* [INSTRUCTION]:
State how many lines of the entries hold the string "this". Reply with the number alone.

** begin **

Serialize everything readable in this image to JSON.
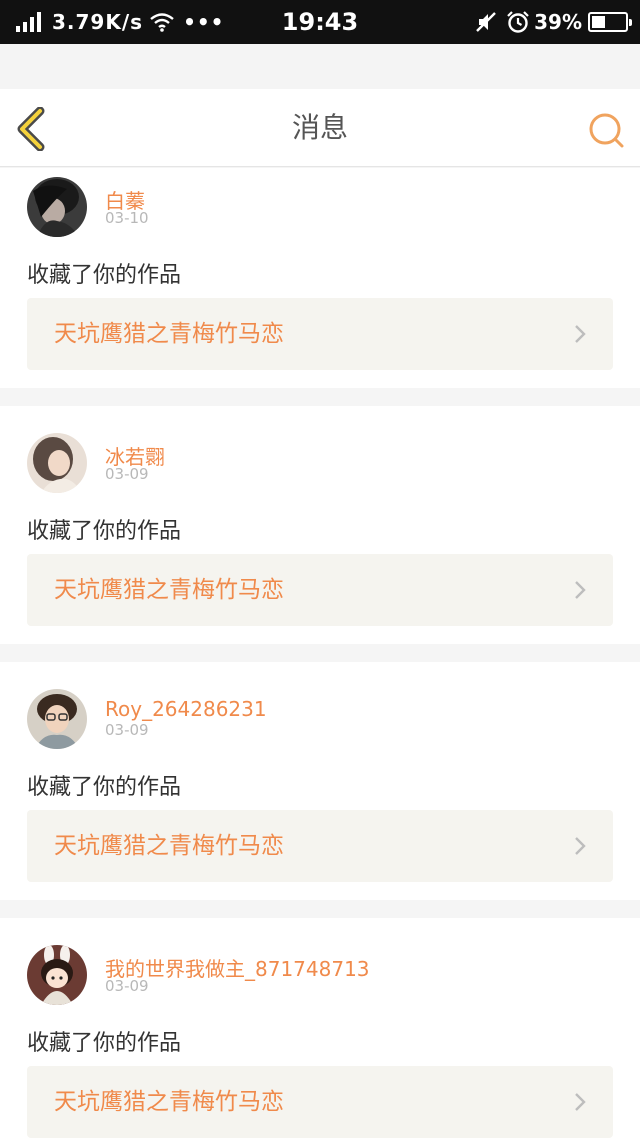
{
  "status_bar": {
    "speed": "3.79K/s",
    "dots": "•••",
    "time": "19:43",
    "battery": "39%",
    "battery_level": 0.39
  },
  "nav": {
    "title": "消息",
    "back_icon": "chevron-left-icon",
    "search_icon": "search-icon",
    "accent_color": "#f0a35e"
  },
  "messages": [
    {
      "user": "白蓁",
      "date": "03-10",
      "action": "收藏了你的作品",
      "work_title": "天坑鹰猎之青梅竹马恋",
      "avatar": "avatar-dark-hair"
    },
    {
      "user": "冰若翾",
      "date": "03-09",
      "action": "收藏了你的作品",
      "work_title": "天坑鹰猎之青梅竹马恋",
      "avatar": "avatar-girl-light"
    },
    {
      "user": "Roy_264286231",
      "date": "03-09",
      "action": "收藏了你的作品",
      "work_title": "天坑鹰猎之青梅竹马恋",
      "avatar": "avatar-boy-glasses"
    },
    {
      "user": "我的世界我做主_871748713",
      "date": "03-09",
      "action": "收藏了你的作品",
      "work_title": "天坑鹰猎之青梅竹马恋",
      "avatar": "avatar-cartoon-bunny"
    }
  ],
  "colors": {
    "username": "#f08a4b",
    "work_title": "#f08a4b",
    "date": "#b8b8b8",
    "work_bg": "#f5f4ef"
  }
}
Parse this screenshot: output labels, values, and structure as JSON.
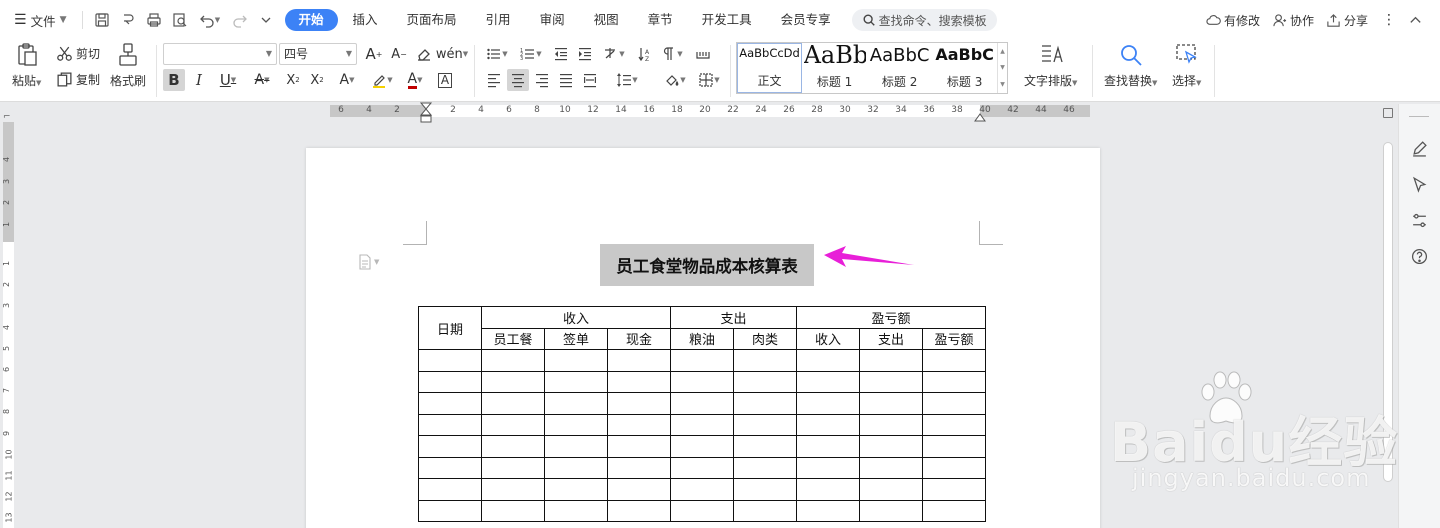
{
  "menubar": {
    "file_label": "文件",
    "tabs": [
      {
        "label": "开始",
        "active": true
      },
      {
        "label": "插入",
        "active": false
      },
      {
        "label": "页面布局",
        "active": false
      },
      {
        "label": "引用",
        "active": false
      },
      {
        "label": "审阅",
        "active": false
      },
      {
        "label": "视图",
        "active": false
      },
      {
        "label": "章节",
        "active": false
      },
      {
        "label": "开发工具",
        "active": false
      },
      {
        "label": "会员专享",
        "active": false
      }
    ],
    "search_placeholder": "查找命令、搜索模板",
    "right": {
      "modified": "有修改",
      "collab": "协作",
      "share": "分享"
    }
  },
  "ribbon": {
    "paste": "粘贴",
    "cut": "剪切",
    "copy": "复制",
    "format_painter": "格式刷",
    "font_name": "",
    "font_size": "四号",
    "styles": [
      {
        "preview": "AaBbCcDd",
        "name": "正文"
      },
      {
        "preview": "AaBb",
        "name": "标题 1"
      },
      {
        "preview": "AaBbC",
        "name": "标题 2"
      },
      {
        "preview": "AaBbC",
        "name": "标题 3"
      }
    ],
    "text_layout": "文字排版",
    "find_replace": "查找替换",
    "select": "选择"
  },
  "ruler": {
    "h_ticks": [
      "6",
      "4",
      "2",
      "2",
      "4",
      "6",
      "8",
      "10",
      "12",
      "14",
      "16",
      "18",
      "20",
      "22",
      "24",
      "26",
      "28",
      "30",
      "32",
      "34",
      "36",
      "38",
      "40",
      "42",
      "44",
      "46"
    ],
    "v_ticks": [
      "4",
      "3",
      "2",
      "1",
      "1",
      "2",
      "3",
      "4",
      "5",
      "6",
      "7",
      "8",
      "9",
      "10",
      "11",
      "12",
      "13"
    ]
  },
  "document": {
    "title": "员工食堂物品成本核算表",
    "table": {
      "date_header": "日期",
      "groups": [
        "收入",
        "支出",
        "盈亏额"
      ],
      "subheaders": [
        "员工餐",
        "签单",
        "现金",
        "粮油",
        "肉类",
        "收入",
        "支出",
        "盈亏额"
      ],
      "empty_rows": 8
    }
  },
  "watermark": {
    "brand": "Baidu经验",
    "site": "jingyan.baidu.com"
  },
  "colors": {
    "accent": "#3c82f6",
    "arrow": "#e81fd8",
    "title_highlight": "#c8c8c8"
  },
  "icons": {
    "quick_access": [
      "save-icon",
      "undo-history-icon",
      "print-icon",
      "print-preview-icon",
      "undo-icon",
      "redo-icon",
      "customize-icon"
    ],
    "side_panel": [
      "edit-icon",
      "pointer-icon",
      "settings-sliders-icon",
      "help-icon"
    ]
  }
}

** end **

* [WRITTEN SOLUTION]:
2